» What you have to do: Give the listing below again in full, exactly as written.
#### Recorded data
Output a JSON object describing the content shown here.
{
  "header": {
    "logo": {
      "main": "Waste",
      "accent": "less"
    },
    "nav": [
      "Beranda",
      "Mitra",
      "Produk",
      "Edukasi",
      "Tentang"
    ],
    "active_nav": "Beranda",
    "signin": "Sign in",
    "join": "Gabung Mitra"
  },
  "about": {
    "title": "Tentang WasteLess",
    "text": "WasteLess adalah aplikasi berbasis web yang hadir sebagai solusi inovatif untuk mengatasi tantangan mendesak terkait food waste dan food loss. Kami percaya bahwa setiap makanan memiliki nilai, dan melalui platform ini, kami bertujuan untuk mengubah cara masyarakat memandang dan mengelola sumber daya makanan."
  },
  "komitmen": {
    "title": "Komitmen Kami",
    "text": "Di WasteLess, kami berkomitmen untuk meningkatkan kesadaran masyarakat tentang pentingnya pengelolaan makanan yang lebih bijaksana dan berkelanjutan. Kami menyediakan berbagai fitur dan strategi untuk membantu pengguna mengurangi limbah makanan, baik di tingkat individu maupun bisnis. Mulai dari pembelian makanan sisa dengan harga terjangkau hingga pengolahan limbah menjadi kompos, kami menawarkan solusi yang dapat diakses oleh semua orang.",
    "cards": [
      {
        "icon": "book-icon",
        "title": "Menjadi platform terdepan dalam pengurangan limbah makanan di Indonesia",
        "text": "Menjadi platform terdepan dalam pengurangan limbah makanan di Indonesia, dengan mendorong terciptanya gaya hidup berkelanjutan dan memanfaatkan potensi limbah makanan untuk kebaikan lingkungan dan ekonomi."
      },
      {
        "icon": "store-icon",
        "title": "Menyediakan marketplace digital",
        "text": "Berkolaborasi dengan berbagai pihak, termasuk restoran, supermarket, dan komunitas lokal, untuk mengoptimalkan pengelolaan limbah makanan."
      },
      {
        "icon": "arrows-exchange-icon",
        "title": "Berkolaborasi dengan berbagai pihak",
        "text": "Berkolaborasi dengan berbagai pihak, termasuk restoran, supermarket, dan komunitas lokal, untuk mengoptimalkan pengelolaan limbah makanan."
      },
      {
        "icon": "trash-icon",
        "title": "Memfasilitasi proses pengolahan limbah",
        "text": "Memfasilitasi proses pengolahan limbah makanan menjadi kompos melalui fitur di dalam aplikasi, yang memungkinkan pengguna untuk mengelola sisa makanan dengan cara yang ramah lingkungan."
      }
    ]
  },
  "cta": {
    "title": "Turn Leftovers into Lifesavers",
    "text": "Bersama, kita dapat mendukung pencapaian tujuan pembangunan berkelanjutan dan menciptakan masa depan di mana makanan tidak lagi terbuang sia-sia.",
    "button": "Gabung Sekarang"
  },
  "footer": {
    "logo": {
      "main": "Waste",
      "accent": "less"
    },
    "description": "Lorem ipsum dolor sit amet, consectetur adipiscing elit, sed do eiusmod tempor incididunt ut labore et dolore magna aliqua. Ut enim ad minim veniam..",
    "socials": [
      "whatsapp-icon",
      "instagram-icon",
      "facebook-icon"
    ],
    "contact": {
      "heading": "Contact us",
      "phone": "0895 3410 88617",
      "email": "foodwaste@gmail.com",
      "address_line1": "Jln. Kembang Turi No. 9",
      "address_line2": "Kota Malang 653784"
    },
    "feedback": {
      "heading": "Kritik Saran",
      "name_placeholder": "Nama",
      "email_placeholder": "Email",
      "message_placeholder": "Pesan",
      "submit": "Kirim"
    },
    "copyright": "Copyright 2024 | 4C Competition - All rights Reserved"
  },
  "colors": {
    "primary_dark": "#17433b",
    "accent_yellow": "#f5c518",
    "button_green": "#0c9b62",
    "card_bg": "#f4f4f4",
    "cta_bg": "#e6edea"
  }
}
########
» Answer to this exercise:
Output a JSON object describing the content shown here.
{
  "header": {
    "logo": {
      "main": "Waste",
      "accent": "less"
    },
    "nav": [
      "Beranda",
      "Mitra",
      "Produk",
      "Edukasi",
      "Tentang"
    ],
    "active_nav": "Beranda",
    "signin": "Sign in",
    "join": "Gabung Mitra"
  },
  "about": {
    "title": "Tentang WasteLess",
    "text": "WasteLess adalah aplikasi berbasis web yang hadir sebagai solusi inovatif untuk mengatasi tantangan mendesak terkait food waste dan food loss. Kami percaya bahwa setiap makanan memiliki nilai, dan melalui platform ini, kami bertujuan untuk mengubah cara masyarakat memandang dan mengelola sumber daya makanan."
  },
  "komitmen": {
    "title": "Komitmen Kami",
    "text": "Di WasteLess, kami berkomitmen untuk meningkatkan kesadaran masyarakat tentang pentingnya pengelolaan makanan yang lebih bijaksana dan berkelanjutan. Kami menyediakan berbagai fitur dan strategi untuk membantu pengguna mengurangi limbah makanan, baik di tingkat individu maupun bisnis. Mulai dari pembelian makanan sisa dengan harga terjangkau hingga pengolahan limbah menjadi kompos, kami menawarkan solusi yang dapat diakses oleh semua orang.",
    "cards": [
      {
        "icon": "book-icon",
        "title": "Menjadi platform terdepan dalam pengurangan limbah makanan di Indonesia",
        "text": "Menjadi platform terdepan dalam pengurangan limbah makanan di Indonesia, dengan mendorong terciptanya gaya hidup berkelanjutan dan memanfaatkan potensi limbah makanan untuk kebaikan lingkungan dan ekonomi."
      },
      {
        "icon": "store-icon",
        "title": "Menyediakan marketplace digital",
        "text": "Berkolaborasi dengan berbagai pihak, termasuk restoran, supermarket, dan komunitas lokal, untuk mengoptimalkan pengelolaan limbah makanan."
      },
      {
        "icon": "arrows-exchange-icon",
        "title": "Berkolaborasi dengan berbagai pihak",
        "text": "Berkolaborasi dengan berbagai pihak, termasuk restoran, supermarket, dan komunitas lokal, untuk mengoptimalkan pengelolaan limbah makanan."
      },
      {
        "icon": "trash-icon",
        "title": "Memfasilitasi proses pengolahan limbah",
        "text": "Memfasilitasi proses pengolahan limbah makanan menjadi kompos melalui fitur di dalam aplikasi, yang memungkinkan pengguna untuk mengelola sisa makanan dengan cara yang ramah lingkungan."
      }
    ]
  },
  "cta": {
    "title": "Turn Leftovers into Lifesavers",
    "text": "Bersama, kita dapat mendukung pencapaian tujuan pembangunan berkelanjutan dan menciptakan masa depan di mana makanan tidak lagi terbuang sia-sia.",
    "button": "Gabung Sekarang"
  },
  "footer": {
    "logo": {
      "main": "Waste",
      "accent": "less"
    },
    "description": "Lorem ipsum dolor sit amet, consectetur adipiscing elit, sed do eiusmod tempor incididunt ut labore et dolore magna aliqua. Ut enim ad minim veniam..",
    "socials": [
      "whatsapp-icon",
      "instagram-icon",
      "facebook-icon"
    ],
    "contact": {
      "heading": "Contact us",
      "phone": "0895 3410 88617",
      "email": "foodwaste@gmail.com",
      "address_line1": "Jln. Kembang Turi No. 9",
      "address_line2": "Kota Malang 653784"
    },
    "feedback": {
      "heading": "Kritik Saran",
      "name_placeholder": "Nama",
      "email_placeholder": "Email",
      "message_placeholder": "Pesan",
      "submit": "Kirim"
    },
    "copyright": "Copyright 2024 | 4C Competition - All rights Reserved"
  },
  "colors": {
    "primary_dark": "#17433b",
    "accent_yellow": "#f5c518",
    "button_green": "#0c9b62",
    "card_bg": "#f4f4f4",
    "cta_bg": "#e6edea"
  }
}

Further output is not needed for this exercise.